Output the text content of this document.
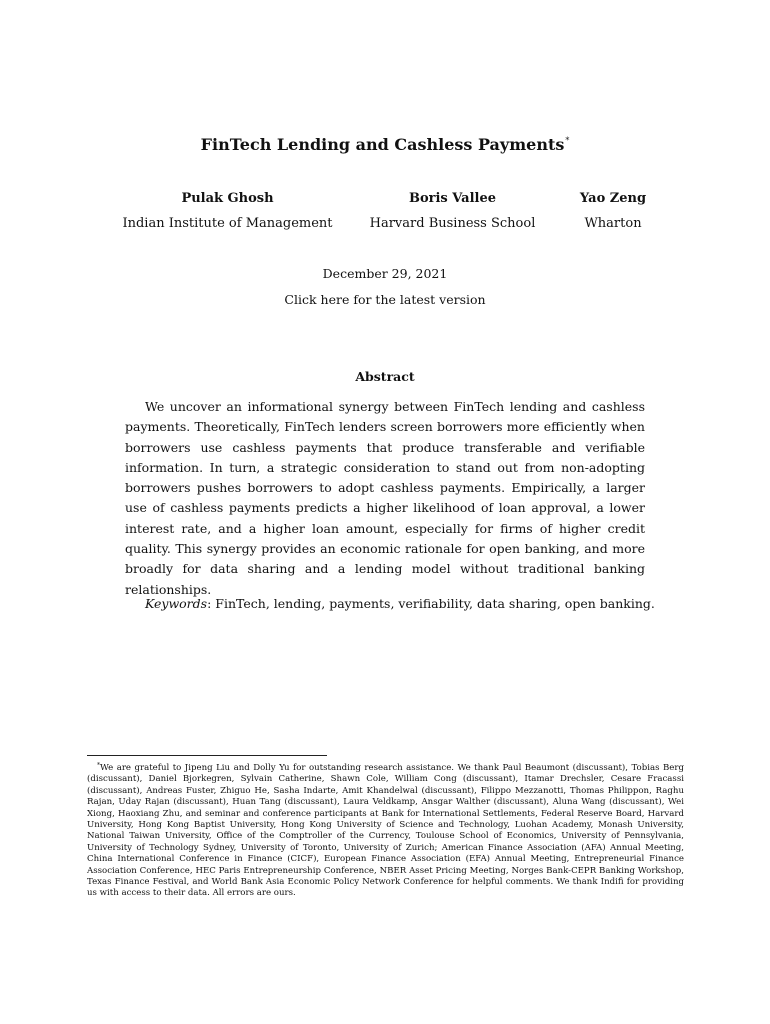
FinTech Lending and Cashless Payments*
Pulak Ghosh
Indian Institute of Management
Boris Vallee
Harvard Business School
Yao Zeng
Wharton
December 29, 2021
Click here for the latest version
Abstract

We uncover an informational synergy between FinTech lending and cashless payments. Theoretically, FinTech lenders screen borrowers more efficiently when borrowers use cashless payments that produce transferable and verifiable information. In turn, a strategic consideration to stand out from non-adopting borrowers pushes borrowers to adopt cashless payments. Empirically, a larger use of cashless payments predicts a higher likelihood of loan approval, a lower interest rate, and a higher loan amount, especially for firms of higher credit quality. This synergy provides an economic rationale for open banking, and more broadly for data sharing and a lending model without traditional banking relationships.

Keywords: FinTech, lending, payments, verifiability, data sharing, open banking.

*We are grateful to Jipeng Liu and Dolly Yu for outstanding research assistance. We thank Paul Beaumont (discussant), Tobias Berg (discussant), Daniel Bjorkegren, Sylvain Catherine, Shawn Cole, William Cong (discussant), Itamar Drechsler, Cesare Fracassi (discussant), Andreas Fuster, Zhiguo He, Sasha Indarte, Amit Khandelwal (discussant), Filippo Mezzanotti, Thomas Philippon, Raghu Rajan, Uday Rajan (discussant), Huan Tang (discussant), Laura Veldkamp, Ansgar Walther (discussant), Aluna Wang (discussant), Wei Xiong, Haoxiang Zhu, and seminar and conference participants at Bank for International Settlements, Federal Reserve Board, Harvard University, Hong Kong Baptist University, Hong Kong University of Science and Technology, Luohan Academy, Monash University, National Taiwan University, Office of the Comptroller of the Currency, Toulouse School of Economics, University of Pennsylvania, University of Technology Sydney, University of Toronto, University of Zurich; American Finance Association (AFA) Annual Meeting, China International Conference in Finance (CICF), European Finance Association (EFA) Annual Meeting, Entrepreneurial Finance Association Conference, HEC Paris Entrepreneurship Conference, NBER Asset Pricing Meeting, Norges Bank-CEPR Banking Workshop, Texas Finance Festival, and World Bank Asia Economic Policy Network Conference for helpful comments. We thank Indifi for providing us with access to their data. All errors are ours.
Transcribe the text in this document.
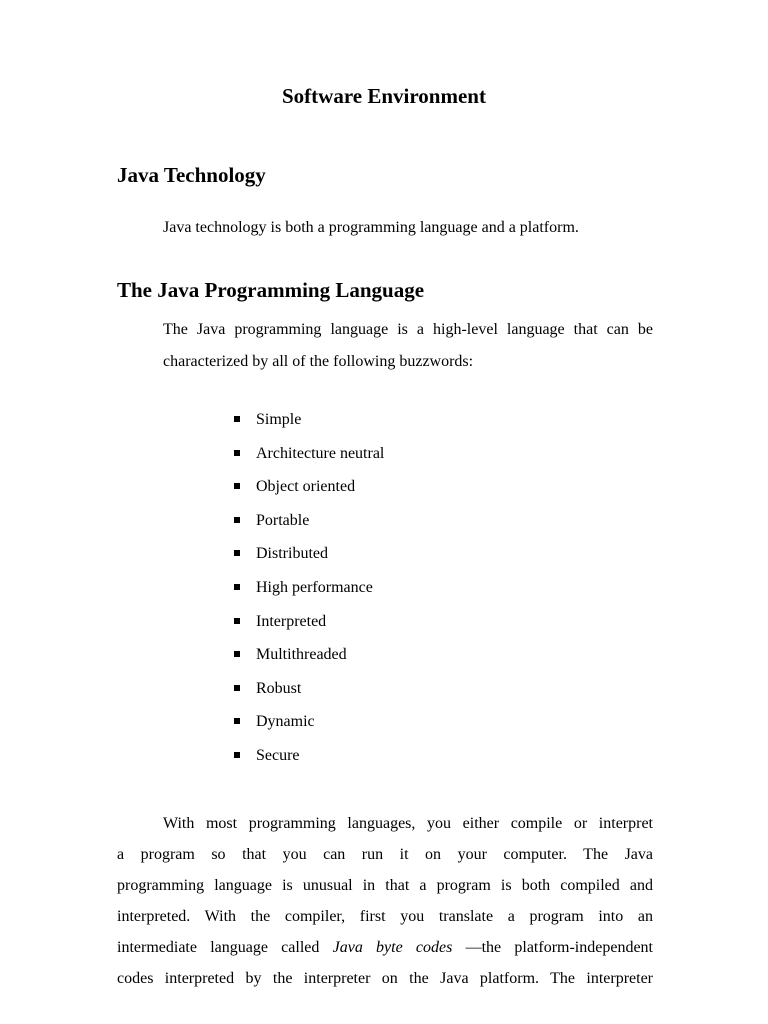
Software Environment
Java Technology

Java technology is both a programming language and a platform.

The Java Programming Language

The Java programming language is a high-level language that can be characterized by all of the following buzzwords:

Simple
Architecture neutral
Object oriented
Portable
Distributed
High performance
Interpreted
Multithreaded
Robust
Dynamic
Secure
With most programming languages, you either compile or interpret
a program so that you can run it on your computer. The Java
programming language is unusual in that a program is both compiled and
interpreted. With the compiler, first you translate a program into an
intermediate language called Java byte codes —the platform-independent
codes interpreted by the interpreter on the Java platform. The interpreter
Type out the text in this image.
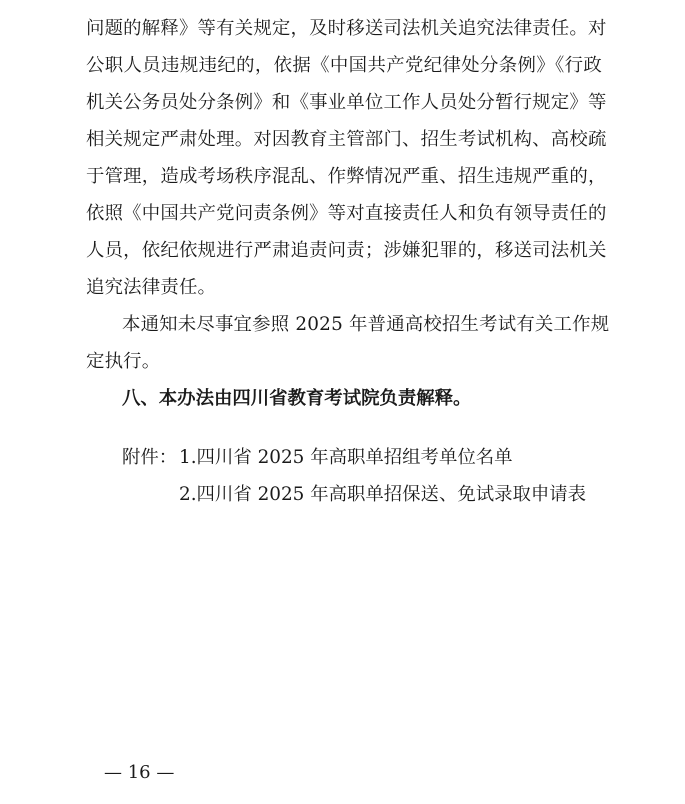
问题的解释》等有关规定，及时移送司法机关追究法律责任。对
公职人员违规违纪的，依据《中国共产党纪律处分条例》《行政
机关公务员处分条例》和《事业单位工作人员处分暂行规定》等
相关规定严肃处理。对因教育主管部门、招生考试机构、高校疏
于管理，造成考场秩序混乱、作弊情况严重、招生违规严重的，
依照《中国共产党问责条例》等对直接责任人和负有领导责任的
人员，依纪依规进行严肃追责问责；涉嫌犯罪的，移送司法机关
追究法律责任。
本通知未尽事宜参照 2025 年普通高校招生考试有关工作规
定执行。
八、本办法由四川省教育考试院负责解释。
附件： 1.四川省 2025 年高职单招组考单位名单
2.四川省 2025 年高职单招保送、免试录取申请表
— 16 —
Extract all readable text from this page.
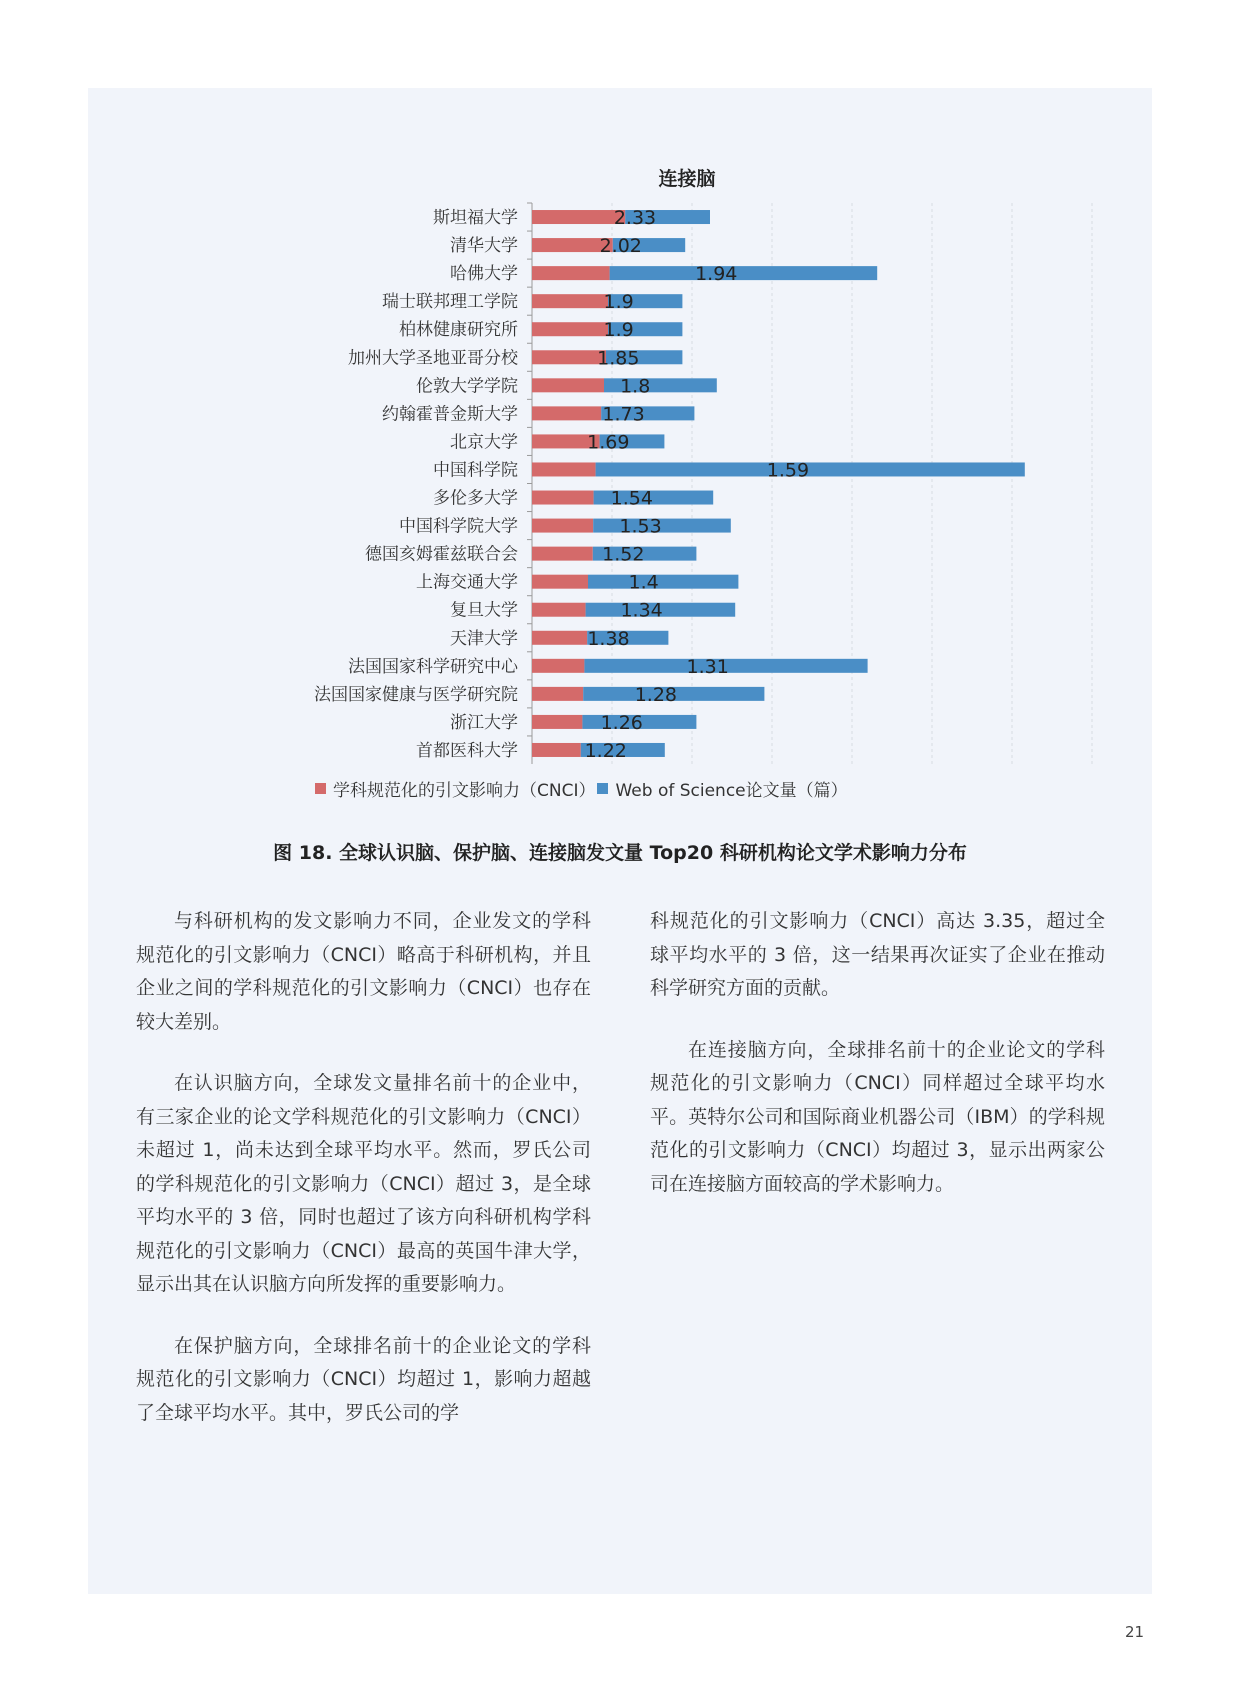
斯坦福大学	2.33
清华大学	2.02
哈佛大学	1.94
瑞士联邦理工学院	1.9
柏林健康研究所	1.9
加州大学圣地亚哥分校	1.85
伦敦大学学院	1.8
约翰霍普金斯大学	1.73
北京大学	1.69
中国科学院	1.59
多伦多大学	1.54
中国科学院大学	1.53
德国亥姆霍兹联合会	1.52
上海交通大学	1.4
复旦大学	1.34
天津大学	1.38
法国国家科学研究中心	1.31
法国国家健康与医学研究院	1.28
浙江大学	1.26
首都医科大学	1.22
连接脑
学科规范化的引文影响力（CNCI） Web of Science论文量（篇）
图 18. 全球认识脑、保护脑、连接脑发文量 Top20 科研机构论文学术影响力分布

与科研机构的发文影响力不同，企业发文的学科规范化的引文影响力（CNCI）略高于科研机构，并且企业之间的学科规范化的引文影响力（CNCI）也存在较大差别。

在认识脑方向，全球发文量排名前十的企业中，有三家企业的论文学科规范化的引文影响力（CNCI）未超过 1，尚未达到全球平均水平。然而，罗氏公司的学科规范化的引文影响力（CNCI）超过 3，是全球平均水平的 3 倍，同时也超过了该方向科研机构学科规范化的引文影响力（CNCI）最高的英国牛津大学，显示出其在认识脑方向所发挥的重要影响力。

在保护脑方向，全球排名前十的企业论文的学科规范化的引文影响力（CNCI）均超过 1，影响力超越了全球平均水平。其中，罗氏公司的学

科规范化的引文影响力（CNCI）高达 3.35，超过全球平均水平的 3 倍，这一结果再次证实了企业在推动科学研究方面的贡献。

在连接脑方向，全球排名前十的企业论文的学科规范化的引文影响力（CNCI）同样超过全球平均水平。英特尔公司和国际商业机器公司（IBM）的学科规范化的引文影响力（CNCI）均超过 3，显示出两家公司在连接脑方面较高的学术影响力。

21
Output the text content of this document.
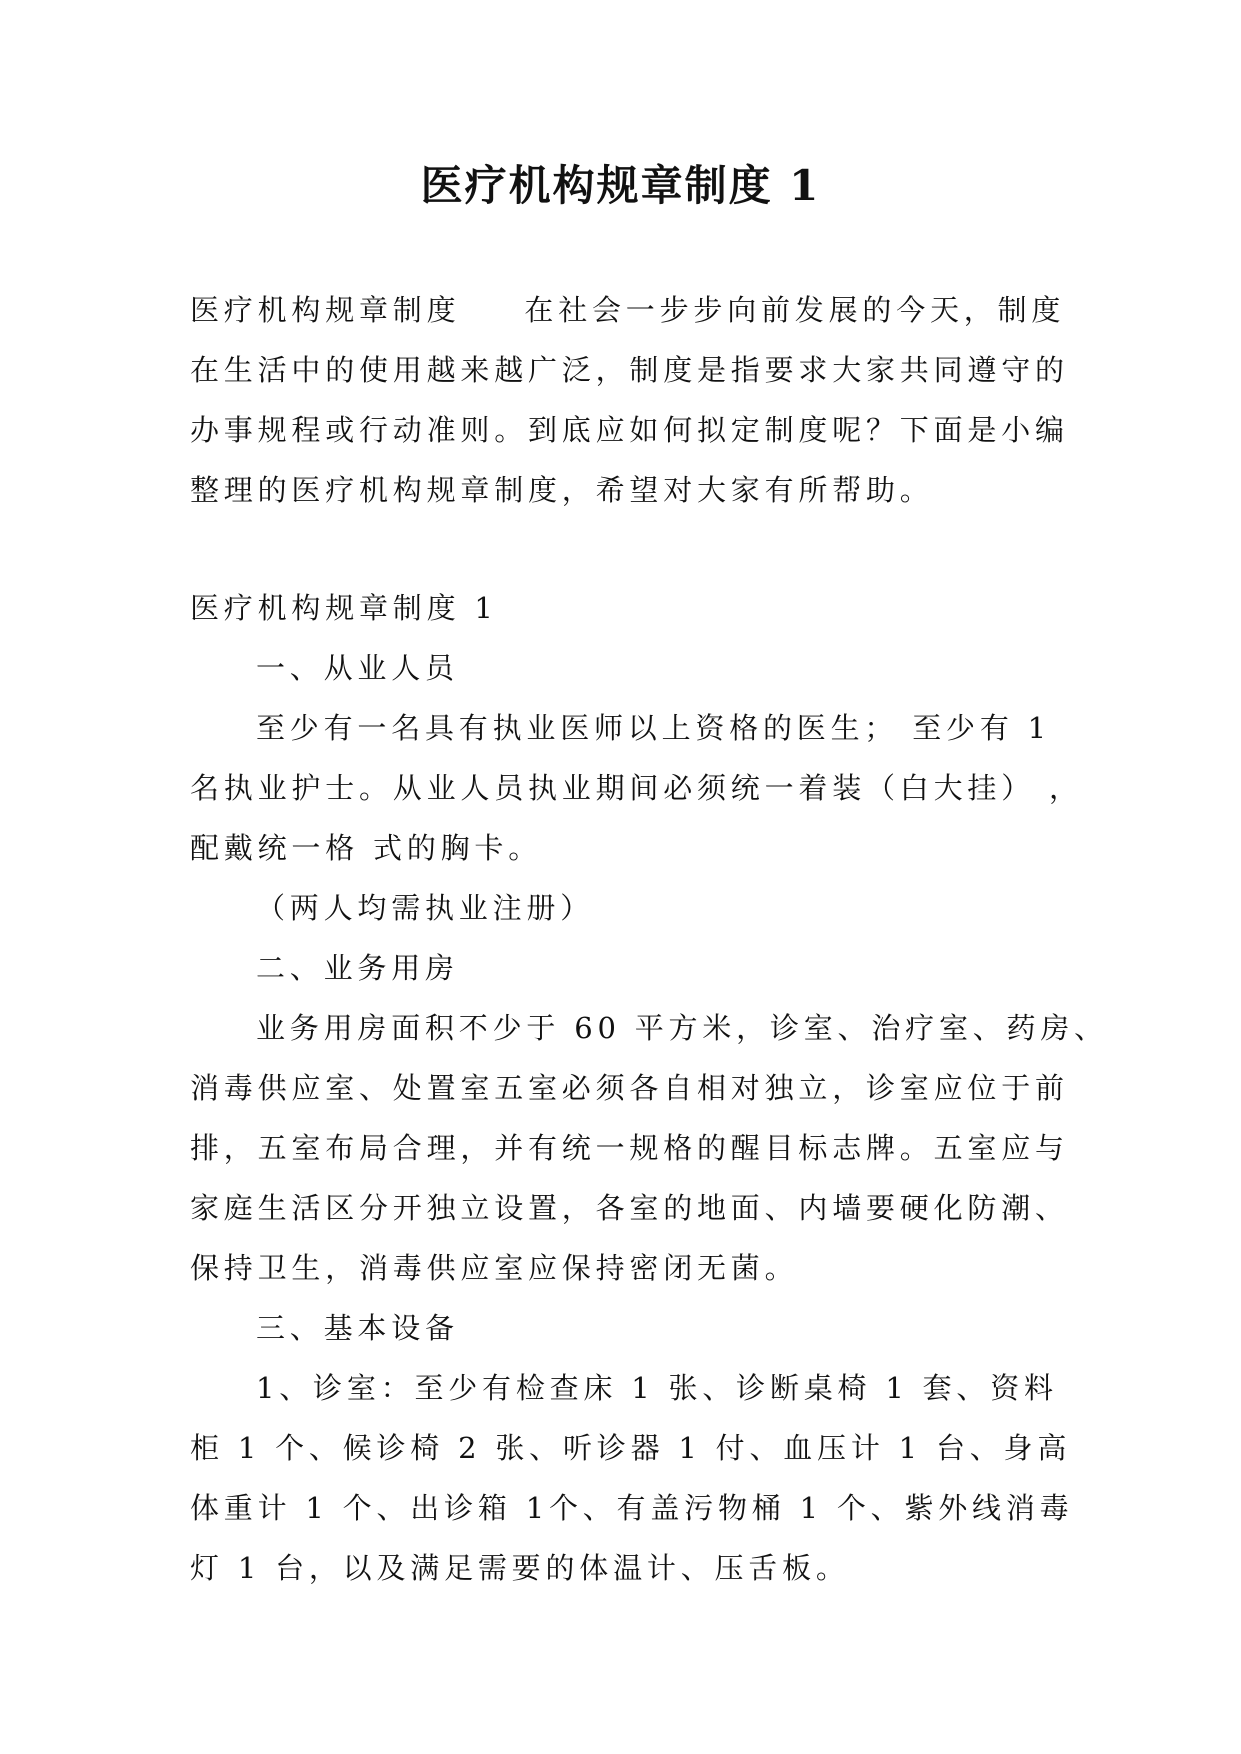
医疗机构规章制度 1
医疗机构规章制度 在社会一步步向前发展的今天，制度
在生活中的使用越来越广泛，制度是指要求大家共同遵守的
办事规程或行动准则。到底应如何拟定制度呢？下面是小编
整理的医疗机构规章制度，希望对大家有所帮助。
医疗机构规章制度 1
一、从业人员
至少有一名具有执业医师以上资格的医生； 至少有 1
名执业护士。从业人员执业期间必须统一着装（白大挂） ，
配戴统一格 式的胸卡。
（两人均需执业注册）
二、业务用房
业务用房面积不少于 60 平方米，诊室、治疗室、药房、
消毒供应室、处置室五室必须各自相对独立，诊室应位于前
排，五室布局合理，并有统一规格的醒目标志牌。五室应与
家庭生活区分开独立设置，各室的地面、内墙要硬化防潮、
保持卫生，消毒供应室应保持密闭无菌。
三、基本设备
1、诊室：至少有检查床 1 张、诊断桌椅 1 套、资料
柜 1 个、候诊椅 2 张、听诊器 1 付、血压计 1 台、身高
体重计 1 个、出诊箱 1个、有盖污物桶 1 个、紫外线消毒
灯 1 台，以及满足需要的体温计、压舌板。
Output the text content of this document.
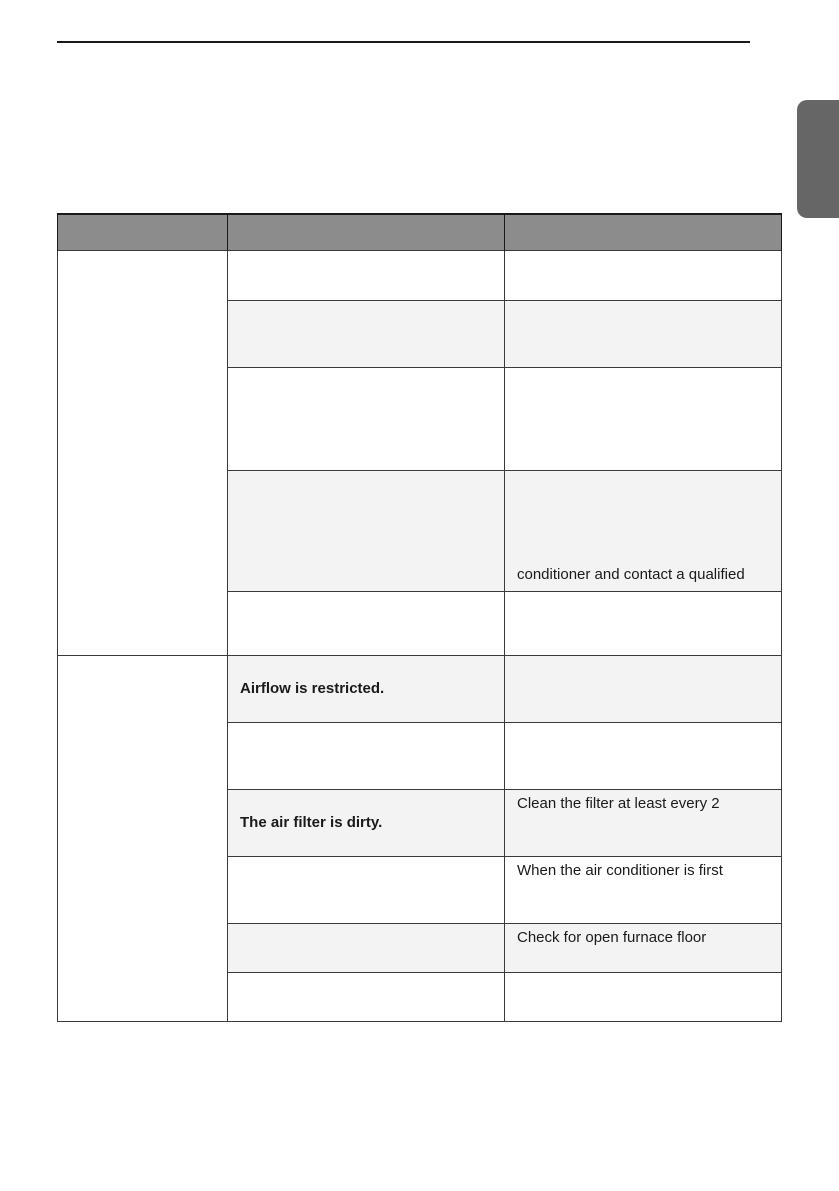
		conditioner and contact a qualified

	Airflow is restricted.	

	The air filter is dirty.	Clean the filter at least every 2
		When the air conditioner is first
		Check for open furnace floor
* * * * * * * * *
— Exercise brief —
Only lines holding the string "open" are wanted; gather each one from the entries above.

— Response —
We uncover an informational synergy between FinTech lending and cashless payments. Theoretically, FinTech lenders screen borrowers more efficiently when borrowers use cashless payments that produce transferable and verifiable information. In turn, a strategic consideration to stand out from non-adopting borrowers pushes borrowers to adopt cashless payments. Empirically, a larger use of cashless payments predicts a higher likelihood of loan approval, a lower interest rate, and a higher loan amount, especially for firms of higher credit quality. This synergy provides an economic rationale for open banking, and more broadly for data sharing and a lending model without traditional banking relationships.
Keywords: FinTech, lending, payments, verifiability, data sharing, open banking.
		Check for open furnace floor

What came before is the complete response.